--- begin Data ---
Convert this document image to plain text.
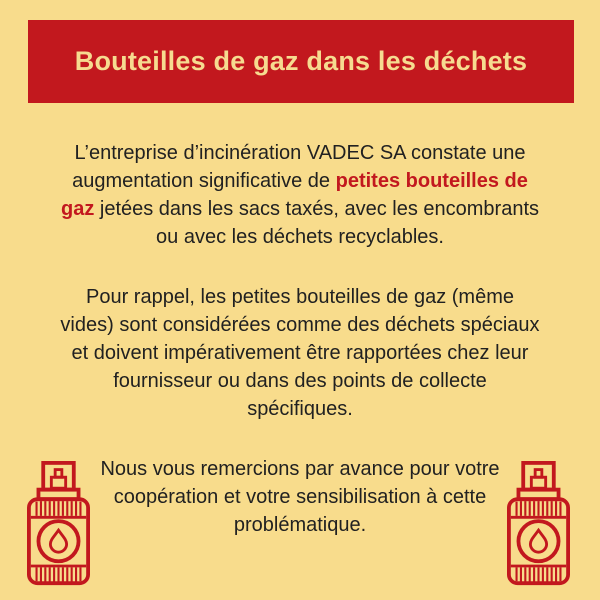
Bouteilles de gaz dans les déchets

L’entreprise d’incinération VADEC SA constate une
augmentation significative de petites bouteilles de
gaz jetées dans les sacs taxés, avec les encombrants
ou avec les déchets recyclables.

Pour rappel, les petites bouteilles de gaz (même
vides) sont considérées comme des déchets spéciaux
et doivent impérativement être rapportées chez leur
fournisseur ou dans des points de collecte
spécifiques.

Nous vous remercions par avance pour votre
coopération et votre sensibilisation à cette
problématique.
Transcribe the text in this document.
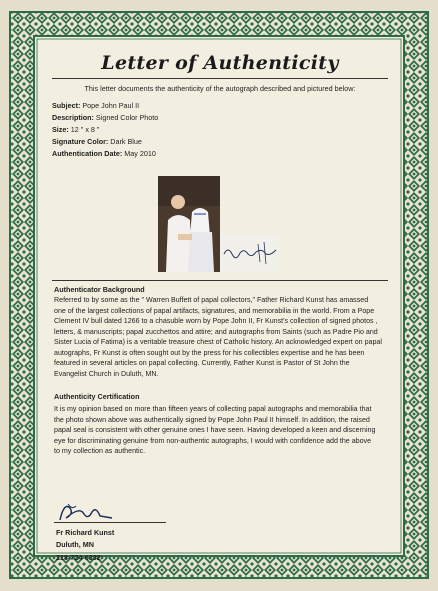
Letter of Authenticity
This letter documents the authenticity of the autograph described and pictured below:
Subject: Pope John Paul II
Description: Signed Color Photo
Size: 12 " x 8 "
Signature Color: Dark Blue
Authentication Date: May 2010
Authenticator Background
Referred to by some as the " Warren Buffett of papal collectors," Father Richard Kunst has amassed
one of the largest collections of papal artifacts, signatures, and memorabilia in the world. From a Pope
Clement IV bull dated 1266 to a chasuble worn by Pope John II, Fr Kunst's collection of signed photos ,
letters, & manuscripts; papal zucchettos and attire; and autographs from Saints (such as Padre Pio and
Sister Lucia of Fatima) is a veritable treasure chest of Catholic history. An acknowledged expert on papal
autographs, Fr Kunst is often sought out by the press for his collectibles expertise and he has been
featured in several articles on papal collecting. Currently, Father Kunst is Pastor of St John the
Evangelist Church in Duluth, MN.
Authenticity Certification
It is my opinion based on more than fifteen years of collecting papal autographs and memorabilia that
the photo shown above was authentically signed by Pope John Paul II himself. In addition, the raised
papal seal is consistent with other genuine ones I have seen. Having developed a keen and discerning
eye for discriminating genuine from non-authentic autographs, I would with confidence add the above
to my collection as authentic.
Fr Richard Kunst
Duluth, MN
218-724-6332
--- end Data ---
Instructions for the task:
Omit pictures; set down the rest of the material word for word.

Expected output:
Convert this document image to plain text.
Bouteilles de gaz dans les déchets

L’entreprise d’incinération VADEC SA constate une
augmentation significative de petites bouteilles de
gaz jetées dans les sacs taxés, avec les encombrants
ou avec les déchets recyclables.

Pour rappel, les petites bouteilles de gaz (même
vides) sont considérées comme des déchets spéciaux
et doivent impérativement être rapportées chez leur
fournisseur ou dans des points de collecte
spécifiques.

Nous vous remercions par avance pour votre
coopération et votre sensibilisation à cette
problématique.
Transcribe the text in this document.
Letter of Authenticity
This letter documents the authenticity of the autograph described and pictured below:
Subject: Pope John Paul II
Description: Signed Color Photo
Size: 12 " x 8 "
Signature Color: Dark Blue
Authentication Date: May 2010
Authenticator Background
Referred to by some as the " Warren Buffett of papal collectors," Father Richard Kunst has amassed
one of the largest collections of papal artifacts, signatures, and memorabilia in the world. From a Pope
Clement IV bull dated 1266 to a chasuble worn by Pope John II, Fr Kunst's collection of signed photos ,
letters, & manuscripts; papal zucchettos and attire; and autographs from Saints (such as Padre Pio and
Sister Lucia of Fatima) is a veritable treasure chest of Catholic history. An acknowledged expert on papal
autographs, Fr Kunst is often sought out by the press for his collectibles expertise and he has been
featured in several articles on papal collecting. Currently, Father Kunst is Pastor of St John the
Evangelist Church in Duluth, MN.
Authenticity Certification
It is my opinion based on more than fifteen years of collecting papal autographs and memorabilia that
the photo shown above was authentically signed by Pope John Paul II himself. In addition, the raised
papal seal is consistent with other genuine ones I have seen. Having developed a keen and discerning
eye for discriminating genuine from non-authentic autographs, I would with confidence add the above
to my collection as authentic.
Fr Richard Kunst
Duluth, MN
218-724-6332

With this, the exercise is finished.